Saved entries
## Start

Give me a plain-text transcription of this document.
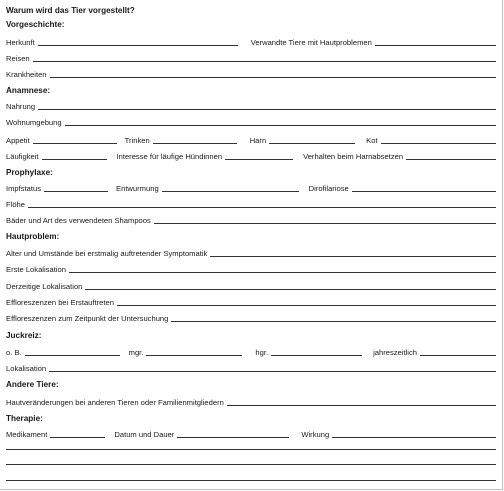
Warum wird das Tier vorgestellt?
Vorgeschichte:
Herkunft	Verwandte Tiere mit Hautproblemen
Reisen
Krankheiten
Anamnese:
Nahrung
Wohnumgebung
Appetit	Trinken	Harn	Kot
Läufigkeit	Interesse für läufige Hündinnen	Verhalten beim Harnabsetzen
Prophylaxe:
Impfstatus	Entwurmung	Dirofilariose
Flöhe
Bäder und Art des verwendeten Shampoos
Hautproblem:
Alter und Umstände bei erstmalig auftretender Symptomatik
Erste Lokalisation
Derzeitige Lokalisation
Effloreszenzen bei Erstauftreten
Effloreszenzen zum Zeitpunkt der Untersuchung
Juckreiz:
o. B.	mgr.	hgr.	jahreszeitlich
Lokalisation
Andere Tiere:
Hautveränderungen bei anderen Tieren oder Familienmitgliedern
Therapie:
Medikament	Datum und Dauer	Wirkung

## End

### Written task:
Identify each line of the material where the word "Effloreszenzen" shows up, and copy it.

### Answer to the problem:
Effloreszenzen bei Erstauftreten
Effloreszenzen zum Zeitpunkt der Untersuchung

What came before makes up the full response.